[Data entries for graphics]
____

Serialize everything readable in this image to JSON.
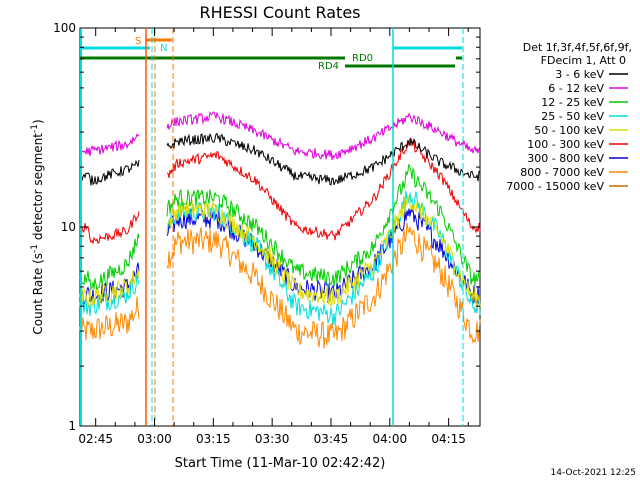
{
  "chart_data": {
    "type": "line",
    "title": "RHESSI Count Rates",
    "xlabel": "Start Time (11-Mar-10 02:42:42)",
    "ylabel": "Count Rate (s⁻¹ detector segment⁻¹)",
    "ylabel_main": "Count Rate (s",
    "ylabel_sup1": "-1",
    "ylabel_mid": " detector segment",
    "ylabel_sup2": "-1",
    "ylabel_end": ")",
    "y_scale": "log",
    "ylim": [
      1,
      100
    ],
    "xlim": [
      "02:41",
      "04:23"
    ],
    "x_ticks": [
      "02:45",
      "03:00",
      "03:15",
      "03:30",
      "03:45",
      "04:00",
      "04:15"
    ],
    "y_ticks": [
      "1",
      "10",
      "100"
    ],
    "legend_header": [
      "Det 1f,3f,4f,5f,6f,9f,",
      "FDecim 1, Att 0"
    ],
    "legend_placement": "right",
    "timestamp": "14-Oct-2021 12:25",
    "attenuator_labels": {
      "S": "S",
      "N": "N",
      "RD0": "RD0",
      "RD4": "RD4"
    },
    "series": [
      {
        "name": "3 - 6 keV",
        "color": "#000000",
        "values": [
          17,
          19.5,
          20.5,
          0,
          27,
          28,
          24,
          18,
          17,
          20,
          27,
          21,
          18
        ]
      },
      {
        "name": "6 - 12 keV",
        "color": "#dd00dd",
        "values": [
          24,
          26,
          29,
          0,
          34,
          36,
          30,
          24,
          23,
          28,
          36,
          30,
          24
        ]
      },
      {
        "name": "12 - 25 keV",
        "color": "#00cc00",
        "values": [
          5,
          6.5,
          9,
          0,
          14,
          14,
          10,
          6,
          5.5,
          8,
          19,
          12,
          5.5
        ]
      },
      {
        "name": "25 - 50 keV",
        "color": "#00dddd",
        "values": [
          4,
          4.6,
          5.5,
          0,
          12,
          12,
          8,
          4,
          3.6,
          6,
          15,
          9,
          4
        ]
      },
      {
        "name": "50 - 100 keV",
        "color": "#dddd00",
        "values": [
          4.4,
          5,
          6,
          0,
          12.5,
          12,
          8.5,
          4.8,
          4.4,
          6.5,
          14,
          9,
          4.4
        ]
      },
      {
        "name": "100 - 300 keV",
        "color": "#ee0000",
        "values": [
          8.5,
          9.5,
          12,
          0,
          21,
          23,
          17,
          10,
          9,
          14,
          27,
          18,
          10
        ]
      },
      {
        "name": "300 - 800 keV",
        "color": "#0000dd",
        "values": [
          4.5,
          5,
          6,
          0,
          11,
          11,
          8,
          5,
          4.6,
          6.5,
          12,
          8,
          4.6
        ]
      },
      {
        "name": "800 - 7000 keV",
        "color": "#ff8800",
        "values": [
          3,
          3.3,
          4,
          0,
          8.5,
          8.5,
          5.5,
          3,
          2.8,
          4.5,
          9.5,
          6,
          3
        ]
      },
      {
        "name": "7000 - 15000 keV",
        "color": "#cc6600",
        "values": []
      }
    ],
    "profile_minutes": [
      2.5,
      12,
      15,
      22,
      25,
      35,
      45,
      55,
      65,
      75,
      84,
      92,
      100
    ]
  }
}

____

*Short problem:* Copy out all the entries exactly. Images stay out of the copy.

*Task response:*
Serialize everything readable in this image to JSON.
{
  "chart_data": {
    "type": "line",
    "title": "RHESSI Count Rates",
    "xlabel": "Start Time (11-Mar-10 02:42:42)",
    "ylabel": "Count Rate (s⁻¹ detector segment⁻¹)",
    "ylabel_main": "Count Rate (s",
    "ylabel_sup1": "-1",
    "ylabel_mid": " detector segment",
    "ylabel_sup2": "-1",
    "ylabel_end": ")",
    "y_scale": "log",
    "ylim": [
      1,
      100
    ],
    "xlim": [
      "02:41",
      "04:23"
    ],
    "x_ticks": [
      "02:45",
      "03:00",
      "03:15",
      "03:30",
      "03:45",
      "04:00",
      "04:15"
    ],
    "y_ticks": [
      "1",
      "10",
      "100"
    ],
    "legend_header": [
      "Det 1f,3f,4f,5f,6f,9f,",
      "FDecim 1, Att 0"
    ],
    "legend_placement": "right",
    "timestamp": "14-Oct-2021 12:25",
    "attenuator_labels": {
      "S": "S",
      "N": "N",
      "RD0": "RD0",
      "RD4": "RD4"
    },
    "series": [
      {
        "name": "3 - 6 keV",
        "color": "#000000",
        "values": [
          17,
          19.5,
          20.5,
          0,
          27,
          28,
          24,
          18,
          17,
          20,
          27,
          21,
          18
        ]
      },
      {
        "name": "6 - 12 keV",
        "color": "#dd00dd",
        "values": [
          24,
          26,
          29,
          0,
          34,
          36,
          30,
          24,
          23,
          28,
          36,
          30,
          24
        ]
      },
      {
        "name": "12 - 25 keV",
        "color": "#00cc00",
        "values": [
          5,
          6.5,
          9,
          0,
          14,
          14,
          10,
          6,
          5.5,
          8,
          19,
          12,
          5.5
        ]
      },
      {
        "name": "25 - 50 keV",
        "color": "#00dddd",
        "values": [
          4,
          4.6,
          5.5,
          0,
          12,
          12,
          8,
          4,
          3.6,
          6,
          15,
          9,
          4
        ]
      },
      {
        "name": "50 - 100 keV",
        "color": "#dddd00",
        "values": [
          4.4,
          5,
          6,
          0,
          12.5,
          12,
          8.5,
          4.8,
          4.4,
          6.5,
          14,
          9,
          4.4
        ]
      },
      {
        "name": "100 - 300 keV",
        "color": "#ee0000",
        "values": [
          8.5,
          9.5,
          12,
          0,
          21,
          23,
          17,
          10,
          9,
          14,
          27,
          18,
          10
        ]
      },
      {
        "name": "300 - 800 keV",
        "color": "#0000dd",
        "values": [
          4.5,
          5,
          6,
          0,
          11,
          11,
          8,
          5,
          4.6,
          6.5,
          12,
          8,
          4.6
        ]
      },
      {
        "name": "800 - 7000 keV",
        "color": "#ff8800",
        "values": [
          3,
          3.3,
          4,
          0,
          8.5,
          8.5,
          5.5,
          3,
          2.8,
          4.5,
          9.5,
          6,
          3
        ]
      },
      {
        "name": "7000 - 15000 keV",
        "color": "#cc6600",
        "values": []
      }
    ],
    "profile_minutes": [
      2.5,
      12,
      15,
      22,
      25,
      35,
      45,
      55,
      65,
      75,
      84,
      92,
      100
    ]
  }
}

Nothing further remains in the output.